◆ EXERCISE DESCRIPTION
Tally how many lines include "document". The number is the whole answer.

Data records
################

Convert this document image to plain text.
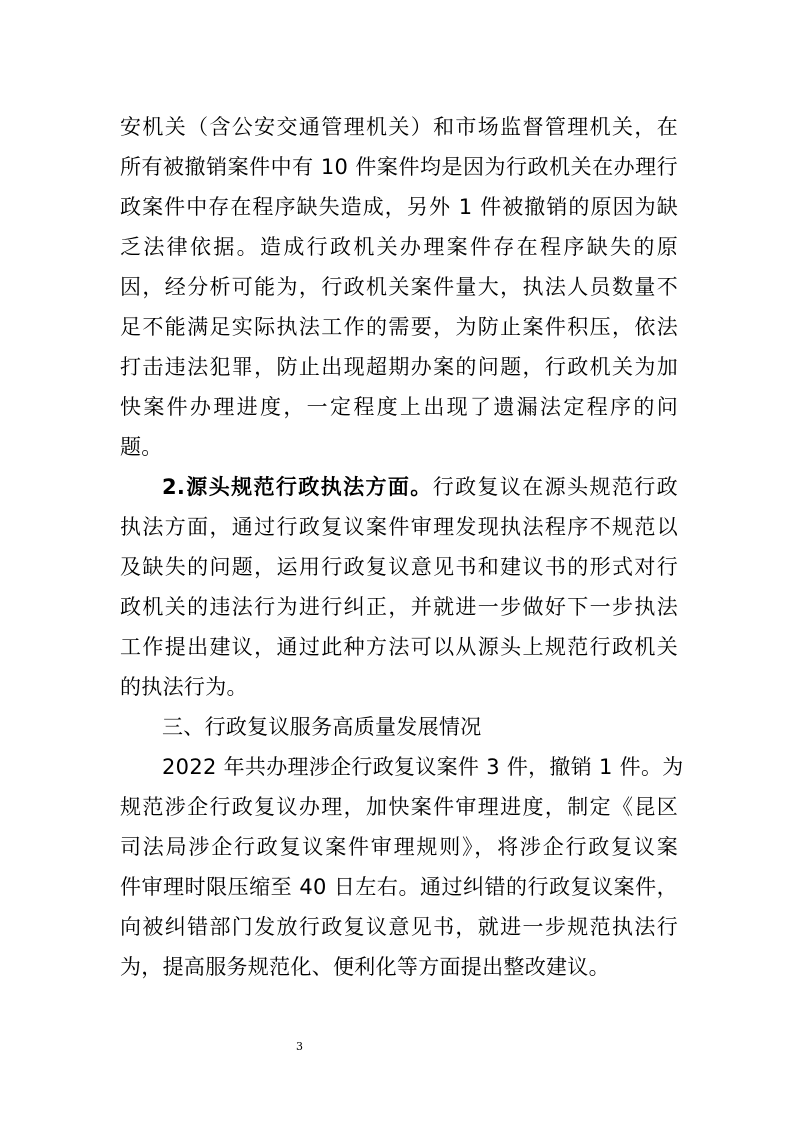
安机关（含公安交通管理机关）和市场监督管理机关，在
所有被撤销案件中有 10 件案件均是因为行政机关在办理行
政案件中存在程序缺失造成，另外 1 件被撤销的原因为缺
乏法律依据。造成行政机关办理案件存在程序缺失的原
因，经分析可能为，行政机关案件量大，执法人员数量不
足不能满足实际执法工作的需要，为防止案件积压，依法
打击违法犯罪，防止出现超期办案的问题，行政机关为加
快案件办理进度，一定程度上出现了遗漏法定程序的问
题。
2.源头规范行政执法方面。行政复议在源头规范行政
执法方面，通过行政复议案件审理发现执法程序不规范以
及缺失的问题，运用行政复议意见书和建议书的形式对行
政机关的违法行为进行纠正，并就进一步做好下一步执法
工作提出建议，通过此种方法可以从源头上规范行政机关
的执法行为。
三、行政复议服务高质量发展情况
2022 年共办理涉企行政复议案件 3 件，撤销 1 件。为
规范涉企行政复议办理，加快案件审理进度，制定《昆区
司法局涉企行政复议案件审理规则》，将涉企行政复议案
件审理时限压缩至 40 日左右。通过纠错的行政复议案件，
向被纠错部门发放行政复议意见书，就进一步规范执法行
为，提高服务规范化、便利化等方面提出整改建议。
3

################

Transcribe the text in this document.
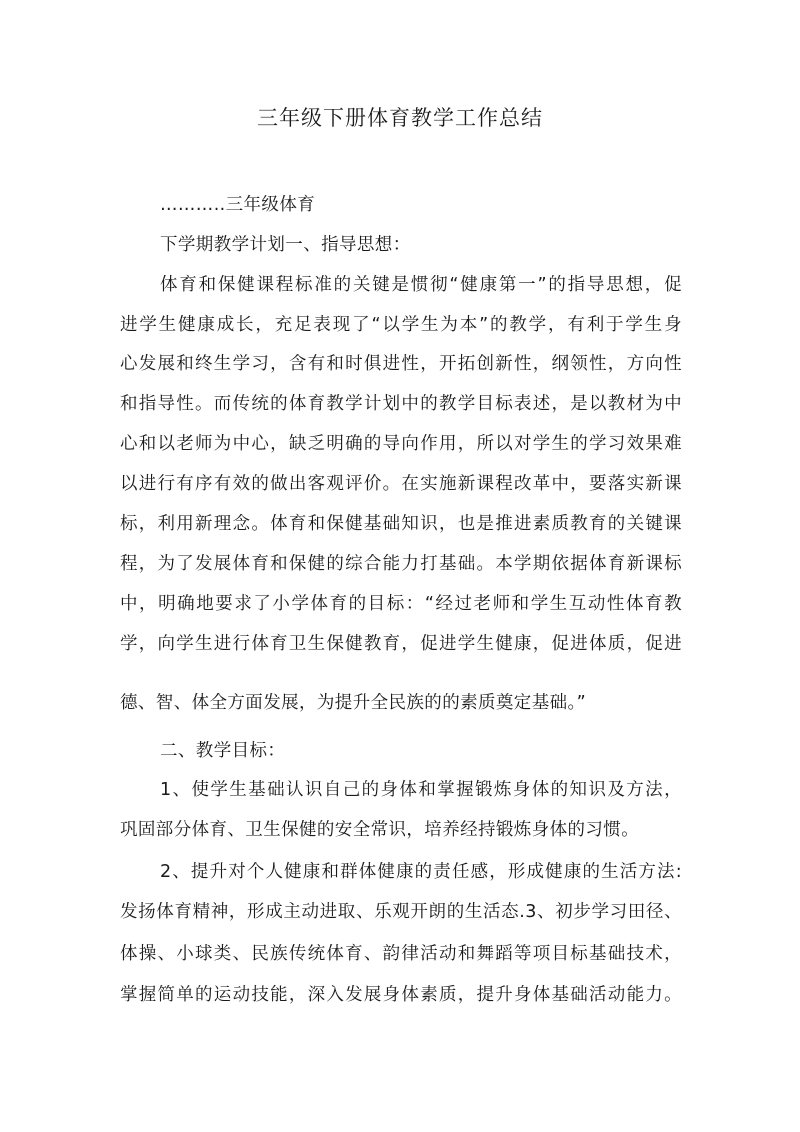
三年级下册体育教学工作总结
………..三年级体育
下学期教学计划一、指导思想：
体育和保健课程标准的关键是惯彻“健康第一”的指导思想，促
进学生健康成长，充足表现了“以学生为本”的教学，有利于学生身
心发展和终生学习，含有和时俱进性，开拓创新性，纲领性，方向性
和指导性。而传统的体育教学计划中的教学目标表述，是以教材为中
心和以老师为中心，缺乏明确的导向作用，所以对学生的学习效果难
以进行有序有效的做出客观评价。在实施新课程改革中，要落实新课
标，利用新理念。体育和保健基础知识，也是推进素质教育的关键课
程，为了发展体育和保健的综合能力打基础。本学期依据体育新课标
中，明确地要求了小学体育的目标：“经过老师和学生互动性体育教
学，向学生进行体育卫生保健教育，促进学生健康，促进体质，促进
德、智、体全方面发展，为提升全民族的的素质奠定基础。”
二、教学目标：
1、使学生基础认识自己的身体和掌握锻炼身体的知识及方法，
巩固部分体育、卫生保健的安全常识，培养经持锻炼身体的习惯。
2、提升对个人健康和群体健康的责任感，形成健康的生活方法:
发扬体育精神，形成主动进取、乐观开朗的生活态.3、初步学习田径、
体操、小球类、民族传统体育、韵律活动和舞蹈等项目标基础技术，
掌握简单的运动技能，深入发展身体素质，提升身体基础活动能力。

################

◆ TASK ANSWER
2